Find the word "ffffff" in the records below. List each line containing it.
* begin Data section *
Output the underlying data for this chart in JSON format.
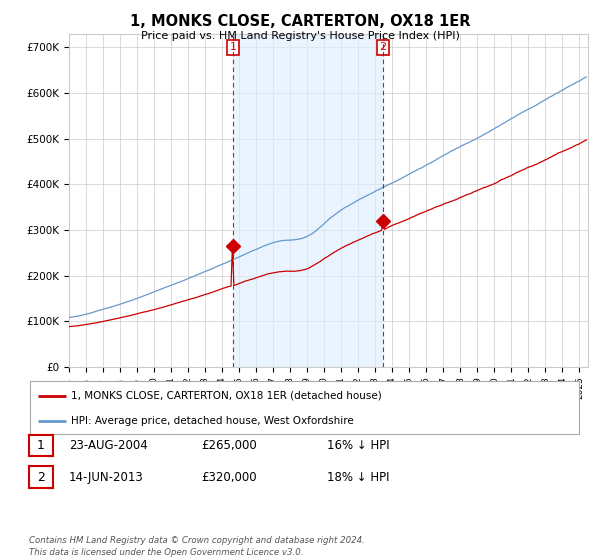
{
  "title": "1, MONKS CLOSE, CARTERTON, OX18 1ER",
  "subtitle": "Price paid vs. HM Land Registry's House Price Index (HPI)",
  "ylabel_ticks": [
    "£0",
    "£100K",
    "£200K",
    "£300K",
    "£400K",
    "£500K",
    "£600K",
    "£700K"
  ],
  "ytick_vals": [
    0,
    100000,
    200000,
    300000,
    400000,
    500000,
    600000,
    700000
  ],
  "ylim": [
    0,
    730000
  ],
  "xlim_start": 1995.0,
  "xlim_end": 2025.5,
  "marker1_x": 2004.64,
  "marker1_y": 265000,
  "marker2_x": 2013.45,
  "marker2_y": 320000,
  "vline1_x": 2004.64,
  "vline2_x": 2013.45,
  "legend_red": "1, MONKS CLOSE, CARTERTON, OX18 1ER (detached house)",
  "legend_blue": "HPI: Average price, detached house, West Oxfordshire",
  "table_row1": [
    "1",
    "23-AUG-2004",
    "£265,000",
    "16% ↓ HPI"
  ],
  "table_row2": [
    "2",
    "14-JUN-2013",
    "£320,000",
    "18% ↓ HPI"
  ],
  "footnote": "Contains HM Land Registry data © Crown copyright and database right 2024.\nThis data is licensed under the Open Government Licence v3.0.",
  "red_color": "#cc0000",
  "blue_color": "#6699cc",
  "shade_color": "#ddeeff",
  "vline_color": "#cc0000",
  "plot_bg": "#ffffff",
  "grid_color": "#cccccc"
}
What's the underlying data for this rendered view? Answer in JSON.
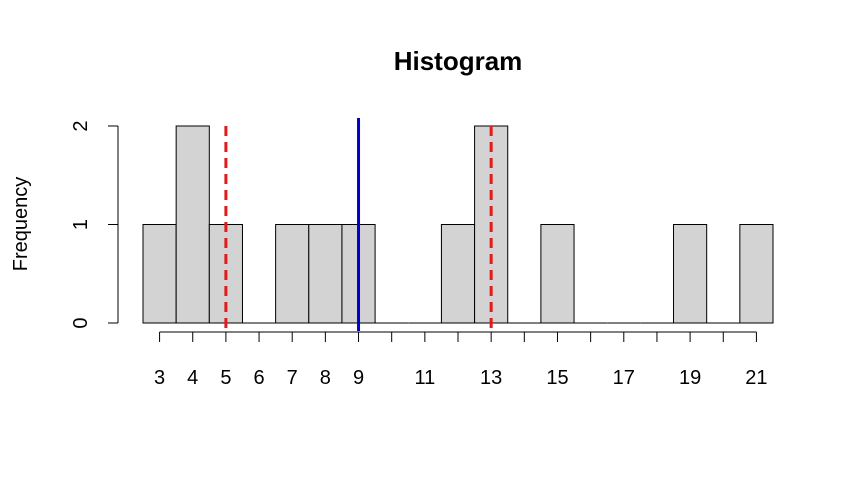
{
  "chart_data": {
    "type": "bar",
    "title": "Histogram",
    "xlabel": "",
    "ylabel": "Frequency",
    "bins": [
      {
        "from": 2.5,
        "to": 3.5,
        "count": 1
      },
      {
        "from": 3.5,
        "to": 4.5,
        "count": 2
      },
      {
        "from": 4.5,
        "to": 5.5,
        "count": 1
      },
      {
        "from": 5.5,
        "to": 6.5,
        "count": 0
      },
      {
        "from": 6.5,
        "to": 7.5,
        "count": 1
      },
      {
        "from": 7.5,
        "to": 8.5,
        "count": 1
      },
      {
        "from": 8.5,
        "to": 9.5,
        "count": 1
      },
      {
        "from": 9.5,
        "to": 10.5,
        "count": 0
      },
      {
        "from": 10.5,
        "to": 11.5,
        "count": 0
      },
      {
        "from": 11.5,
        "to": 12.5,
        "count": 1
      },
      {
        "from": 12.5,
        "to": 13.5,
        "count": 2
      },
      {
        "from": 13.5,
        "to": 14.5,
        "count": 0
      },
      {
        "from": 14.5,
        "to": 15.5,
        "count": 1
      },
      {
        "from": 15.5,
        "to": 16.5,
        "count": 0
      },
      {
        "from": 16.5,
        "to": 17.5,
        "count": 0
      },
      {
        "from": 17.5,
        "to": 18.5,
        "count": 0
      },
      {
        "from": 18.5,
        "to": 19.5,
        "count": 1
      },
      {
        "from": 19.5,
        "to": 20.5,
        "count": 0
      },
      {
        "from": 20.5,
        "to": 21.5,
        "count": 1
      }
    ],
    "x_ticks": [
      3,
      4,
      5,
      6,
      7,
      8,
      9,
      10,
      11,
      12,
      13,
      14,
      15,
      16,
      17,
      18,
      19,
      20,
      21
    ],
    "x_tick_labels": [
      "3",
      "4",
      "5",
      "6",
      "7",
      "8",
      "9",
      "",
      "11",
      "",
      "13",
      "",
      "15",
      "",
      "17",
      "",
      "19",
      "",
      "21"
    ],
    "y_ticks": [
      0,
      1,
      2
    ],
    "xlim": [
      2.5,
      21.5
    ],
    "ylim": [
      0,
      2
    ],
    "bar_color": "#d3d3d3",
    "grid": false,
    "reference_lines": [
      {
        "x": 9,
        "color": "#0000cc",
        "style": "solid"
      },
      {
        "x": 5,
        "color": "#e31a1c",
        "style": "dashed"
      },
      {
        "x": 13,
        "color": "#e31a1c",
        "style": "dashed"
      }
    ]
  }
}
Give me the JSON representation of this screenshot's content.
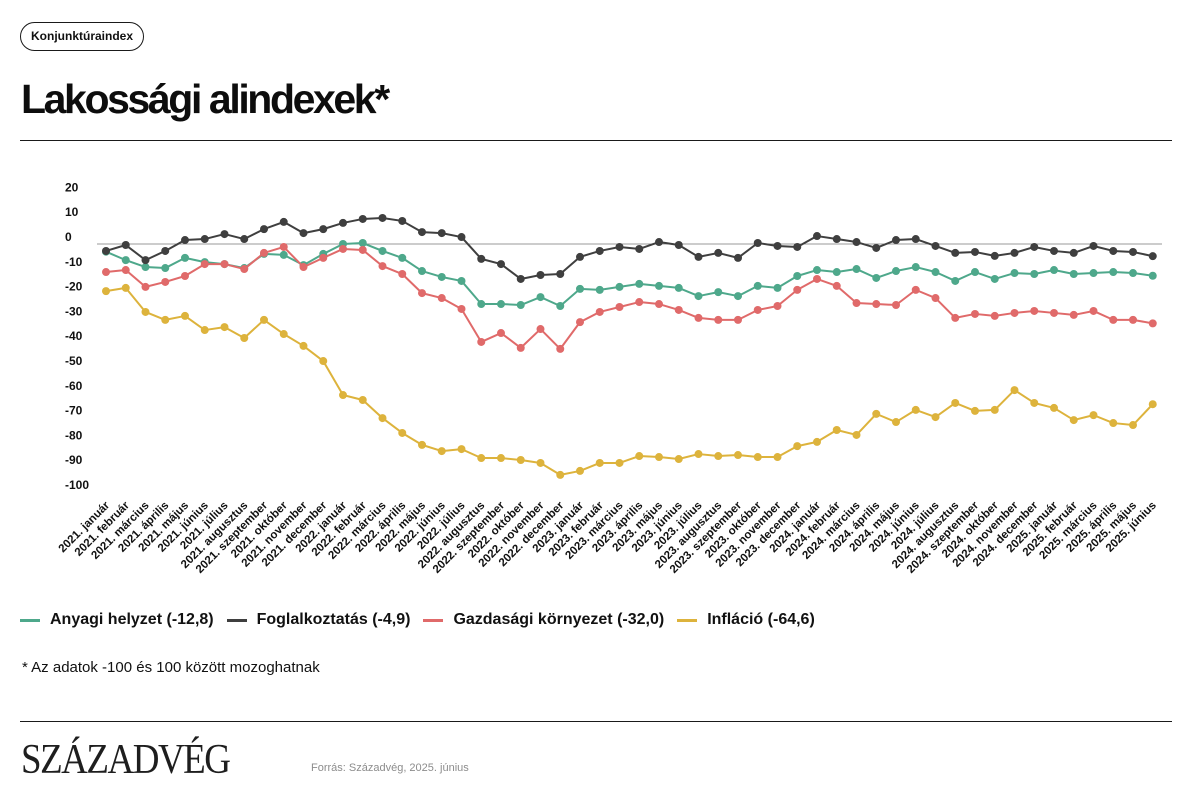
{
  "header": {
    "badge": "Konjunktúraindex"
  },
  "chart_data": {
    "type": "line",
    "title": "Lakossági alindexek*",
    "categories": [
      "2021. január",
      "2021. február",
      "2021. március",
      "2021. április",
      "2021. május",
      "2021. június",
      "2021. július",
      "2021. augusztus",
      "2021. szeptember",
      "2021. október",
      "2021. november",
      "2021. december",
      "2022. január",
      "2022. február",
      "2022. március",
      "2022. április",
      "2022. május",
      "2022. június",
      "2022. július",
      "2022. augusztus",
      "2022. szeptember",
      "2022. október",
      "2022. november",
      "2022. december",
      "2023. január",
      "2023. február",
      "2023. március",
      "2023. április",
      "2023. május",
      "2023. június",
      "2023. július",
      "2023. augusztus",
      "2023. szeptember",
      "2023. október",
      "2023. november",
      "2023. december",
      "2024. január",
      "2024. február",
      "2024. március",
      "2024. április",
      "2024. május",
      "2024. június",
      "2024. július",
      "2024. augusztus",
      "2024. szeptember",
      "2024. október",
      "2024. november",
      "2024. december",
      "2025. január",
      "2025. február",
      "2025. március",
      "2025. április",
      "2025. május",
      "2025. június"
    ],
    "series": [
      {
        "name": "Anyagi helyzet",
        "legend_value": "(-12,8)",
        "color": "#4ea88b",
        "values": [
          -3.1,
          -6.5,
          -9.3,
          -9.7,
          -5.6,
          -7.3,
          -8.1,
          -9.7,
          -4.0,
          -4.4,
          -8.5,
          -4.0,
          0.0,
          0.4,
          -2.8,
          -5.6,
          -10.9,
          -13.3,
          -14.9,
          -24.2,
          -24.2,
          -24.6,
          -21.4,
          -25.0,
          -18.1,
          -18.5,
          -17.3,
          -16.1,
          -16.9,
          -17.7,
          -21.0,
          -19.4,
          -21.0,
          -16.9,
          -17.7,
          -12.9,
          -10.5,
          -11.3,
          -10.1,
          -13.7,
          -10.9,
          -9.3,
          -11.3,
          -14.9,
          -11.3,
          -14.1,
          -11.7,
          -12.1,
          -10.5,
          -12.1,
          -11.7,
          -11.3,
          -11.7,
          -12.8
        ]
      },
      {
        "name": "Foglalkoztatás",
        "legend_value": "(-4,9)",
        "color": "#3f3f3f",
        "values": [
          -2.8,
          -0.4,
          -6.5,
          -2.8,
          1.6,
          2.0,
          4.0,
          2.0,
          6.0,
          8.9,
          4.4,
          6.0,
          8.5,
          10.1,
          10.5,
          9.3,
          4.8,
          4.4,
          2.8,
          -6.0,
          -8.1,
          -14.1,
          -12.5,
          -12.1,
          -5.2,
          -2.8,
          -1.2,
          -2.0,
          0.8,
          -0.4,
          -5.2,
          -3.6,
          -5.6,
          0.4,
          -0.8,
          -1.2,
          3.2,
          2.0,
          0.8,
          -1.6,
          1.6,
          2.0,
          -0.8,
          -3.6,
          -3.2,
          -4.8,
          -3.6,
          -1.2,
          -2.8,
          -3.6,
          -0.8,
          -2.8,
          -3.2,
          -4.9
        ]
      },
      {
        "name": "Gazdasági környezet",
        "legend_value": "(-32,0)",
        "color": "#e06a6a",
        "values": [
          -11.3,
          -10.5,
          -17.3,
          -15.3,
          -12.9,
          -8.1,
          -8.1,
          -10.1,
          -3.6,
          -1.2,
          -9.3,
          -5.6,
          -2.0,
          -2.4,
          -8.9,
          -12.1,
          -19.8,
          -21.8,
          -26.2,
          -39.5,
          -35.9,
          -41.9,
          -34.3,
          -42.3,
          -31.5,
          -27.4,
          -25.4,
          -23.4,
          -24.2,
          -26.6,
          -29.8,
          -30.6,
          -30.6,
          -26.6,
          -25.0,
          -18.5,
          -14.1,
          -16.9,
          -23.8,
          -24.2,
          -24.6,
          -18.5,
          -21.8,
          -29.8,
          -28.2,
          -29.0,
          -27.8,
          -27.0,
          -27.8,
          -28.6,
          -27.0,
          -30.6,
          -30.6,
          -32.0
        ]
      },
      {
        "name": "Infláció",
        "legend_value": "(-64,6)",
        "color": "#ddb33c",
        "values": [
          -19.0,
          -17.7,
          -27.4,
          -30.6,
          -29.0,
          -34.7,
          -33.5,
          -37.9,
          -30.6,
          -36.3,
          -41.1,
          -47.2,
          -60.9,
          -62.9,
          -70.2,
          -76.2,
          -81.0,
          -83.5,
          -82.7,
          -86.3,
          -86.3,
          -87.1,
          -88.3,
          -93.1,
          -91.5,
          -88.3,
          -88.3,
          -85.5,
          -85.9,
          -86.7,
          -84.7,
          -85.5,
          -85.1,
          -85.9,
          -85.9,
          -81.5,
          -79.8,
          -75.0,
          -77.0,
          -68.5,
          -71.8,
          -66.9,
          -69.8,
          -64.1,
          -67.3,
          -66.9,
          -58.9,
          -64.1,
          -66.1,
          -71.0,
          -69.0,
          -72.2,
          -73.0,
          -64.6
        ]
      }
    ],
    "yticks": [
      20,
      10,
      0,
      -10,
      -20,
      -30,
      -40,
      -50,
      -60,
      -70,
      -80,
      -90,
      -100
    ],
    "ylim": [
      -100,
      20
    ],
    "grid": false,
    "legend_position": "bottom-left",
    "footnote": "* Az adatok -100 és 100 között mozoghatnak"
  },
  "footer": {
    "logo_text": "SZÁZADVÉG",
    "source": "Forrás: Századvég, 2025. június"
  }
}
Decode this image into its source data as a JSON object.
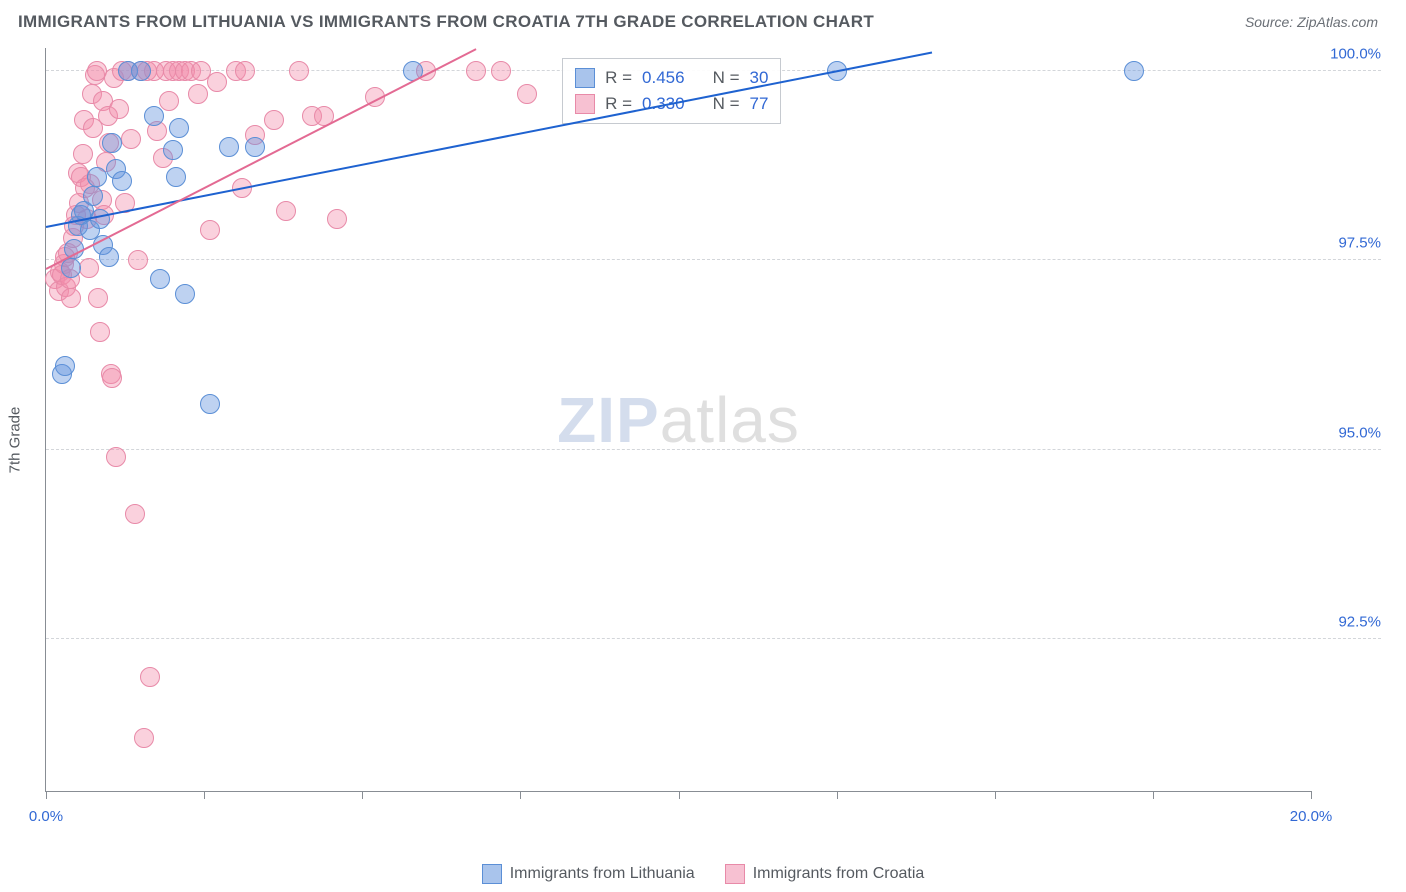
{
  "header": {
    "title": "IMMIGRANTS FROM LITHUANIA VS IMMIGRANTS FROM CROATIA 7TH GRADE CORRELATION CHART",
    "source": "Source: ZipAtlas.com"
  },
  "chart": {
    "type": "scatter",
    "y_label": "7th Grade",
    "background_color": "#ffffff",
    "grid_color": "#d3d6da",
    "axis_color": "#888d94",
    "xlim": [
      0.0,
      20.0
    ],
    "ylim": [
      90.5,
      100.3
    ],
    "xticks": [
      0.0,
      2.5,
      5.0,
      7.5,
      10.0,
      12.5,
      15.0,
      17.5,
      20.0
    ],
    "xtick_labels_shown": {
      "0": "0.0%",
      "8": "20.0%"
    },
    "yticks": [
      92.5,
      95.0,
      97.5,
      100.0
    ],
    "ytick_labels": [
      "92.5%",
      "95.0%",
      "97.5%",
      "100.0%"
    ],
    "watermark": {
      "part1": "ZIP",
      "part2": "atlas"
    },
    "series": [
      {
        "name": "Immigrants from Lithuania",
        "label": "Immigrants from Lithuania",
        "fill": "rgba(99,148,222,0.42)",
        "stroke": "#5b8fd6",
        "swatch_fill": "#a9c4ec",
        "swatch_stroke": "#5b8fd6",
        "marker_radius": 10,
        "points": [
          [
            0.25,
            96.0
          ],
          [
            0.3,
            96.1
          ],
          [
            0.4,
            97.4
          ],
          [
            0.45,
            97.65
          ],
          [
            0.5,
            97.95
          ],
          [
            0.55,
            98.1
          ],
          [
            0.6,
            98.15
          ],
          [
            0.7,
            97.9
          ],
          [
            0.75,
            98.35
          ],
          [
            0.8,
            98.6
          ],
          [
            0.85,
            98.05
          ],
          [
            0.9,
            97.7
          ],
          [
            1.0,
            97.55
          ],
          [
            1.05,
            99.05
          ],
          [
            1.1,
            98.7
          ],
          [
            1.2,
            98.55
          ],
          [
            1.3,
            100.0
          ],
          [
            1.5,
            100.0
          ],
          [
            1.7,
            99.4
          ],
          [
            1.8,
            97.25
          ],
          [
            2.0,
            98.95
          ],
          [
            2.05,
            98.6
          ],
          [
            2.1,
            99.25
          ],
          [
            2.2,
            97.05
          ],
          [
            2.6,
            95.6
          ],
          [
            2.9,
            99.0
          ],
          [
            3.3,
            99.0
          ],
          [
            5.8,
            100.0
          ],
          [
            12.5,
            100.0
          ],
          [
            17.2,
            100.0
          ]
        ],
        "trend": {
          "x1": 0.0,
          "y1": 97.95,
          "x2": 14.0,
          "y2": 100.25,
          "color": "#1e62d0",
          "width": 2
        }
      },
      {
        "name": "Immigrants from Croatia",
        "label": "Immigrants from Croatia",
        "fill": "rgba(243,140,170,0.40)",
        "stroke": "#e88aa8",
        "swatch_fill": "#f7c1d2",
        "swatch_stroke": "#e88aa8",
        "marker_radius": 10,
        "points": [
          [
            0.15,
            97.25
          ],
          [
            0.2,
            97.1
          ],
          [
            0.22,
            97.35
          ],
          [
            0.25,
            97.3
          ],
          [
            0.28,
            97.45
          ],
          [
            0.3,
            97.55
          ],
          [
            0.32,
            97.15
          ],
          [
            0.35,
            97.6
          ],
          [
            0.38,
            97.25
          ],
          [
            0.4,
            97.0
          ],
          [
            0.42,
            97.8
          ],
          [
            0.45,
            97.95
          ],
          [
            0.48,
            98.1
          ],
          [
            0.5,
            98.65
          ],
          [
            0.52,
            98.25
          ],
          [
            0.55,
            98.6
          ],
          [
            0.58,
            98.9
          ],
          [
            0.6,
            99.35
          ],
          [
            0.62,
            98.45
          ],
          [
            0.65,
            98.05
          ],
          [
            0.68,
            97.4
          ],
          [
            0.7,
            98.5
          ],
          [
            0.72,
            99.7
          ],
          [
            0.75,
            99.25
          ],
          [
            0.78,
            99.95
          ],
          [
            0.8,
            100.0
          ],
          [
            0.82,
            97.0
          ],
          [
            0.85,
            96.55
          ],
          [
            0.88,
            98.3
          ],
          [
            0.9,
            99.6
          ],
          [
            0.92,
            98.1
          ],
          [
            0.95,
            98.8
          ],
          [
            0.98,
            99.4
          ],
          [
            1.0,
            99.05
          ],
          [
            1.02,
            96.0
          ],
          [
            1.05,
            95.95
          ],
          [
            1.08,
            99.9
          ],
          [
            1.1,
            94.9
          ],
          [
            1.15,
            99.5
          ],
          [
            1.2,
            100.0
          ],
          [
            1.25,
            98.25
          ],
          [
            1.3,
            100.0
          ],
          [
            1.35,
            99.1
          ],
          [
            1.4,
            94.15
          ],
          [
            1.45,
            97.5
          ],
          [
            1.5,
            100.0
          ],
          [
            1.55,
            91.2
          ],
          [
            1.6,
            100.0
          ],
          [
            1.65,
            92.0
          ],
          [
            1.7,
            100.0
          ],
          [
            1.75,
            99.2
          ],
          [
            1.85,
            98.85
          ],
          [
            1.9,
            100.0
          ],
          [
            1.95,
            99.6
          ],
          [
            2.0,
            100.0
          ],
          [
            2.1,
            100.0
          ],
          [
            2.2,
            100.0
          ],
          [
            2.3,
            100.0
          ],
          [
            2.4,
            99.7
          ],
          [
            2.45,
            100.0
          ],
          [
            2.6,
            97.9
          ],
          [
            2.7,
            99.85
          ],
          [
            3.0,
            100.0
          ],
          [
            3.1,
            98.45
          ],
          [
            3.15,
            100.0
          ],
          [
            3.3,
            99.15
          ],
          [
            3.6,
            99.35
          ],
          [
            3.8,
            98.15
          ],
          [
            4.0,
            100.0
          ],
          [
            4.2,
            99.4
          ],
          [
            4.4,
            99.4
          ],
          [
            4.6,
            98.05
          ],
          [
            5.2,
            99.65
          ],
          [
            6.0,
            100.0
          ],
          [
            6.8,
            100.0
          ],
          [
            7.2,
            100.0
          ],
          [
            7.6,
            99.7
          ]
        ],
        "trend": {
          "x1": 0.0,
          "y1": 97.4,
          "x2": 6.8,
          "y2": 100.3,
          "color": "#e36a93",
          "width": 2
        }
      }
    ],
    "stats_box": {
      "left_pct": 40.8,
      "top_pct": 1.3,
      "rows": [
        {
          "swatch_fill": "#a9c4ec",
          "swatch_stroke": "#5b8fd6",
          "r_label": "R =",
          "r_val": "0.456",
          "n_label": "N =",
          "n_val": "30"
        },
        {
          "swatch_fill": "#f7c1d2",
          "swatch_stroke": "#e88aa8",
          "r_label": "R =",
          "r_val": "0.330",
          "n_label": "N =",
          "n_val": "77"
        }
      ]
    }
  },
  "legend": {
    "items": [
      {
        "swatch_fill": "#a9c4ec",
        "swatch_stroke": "#5b8fd6",
        "label": "Immigrants from Lithuania"
      },
      {
        "swatch_fill": "#f7c1d2",
        "swatch_stroke": "#e88aa8",
        "label": "Immigrants from Croatia"
      }
    ]
  }
}
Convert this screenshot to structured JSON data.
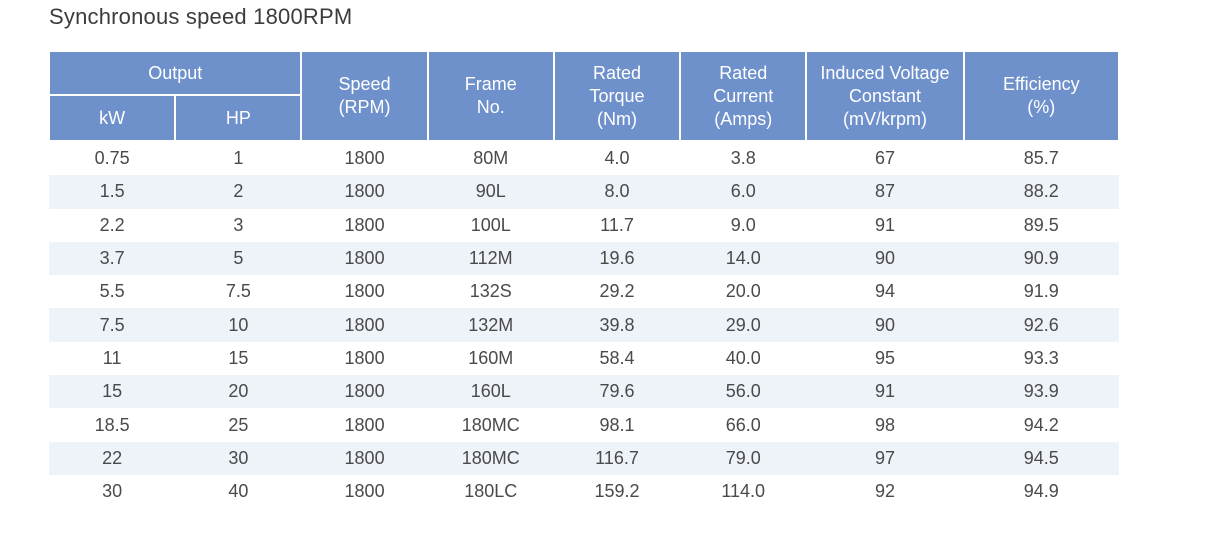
* end Data section *
**Solution to this problem**:
  "plot_bg": "#ffffff",
    "background_color": "#ffffff",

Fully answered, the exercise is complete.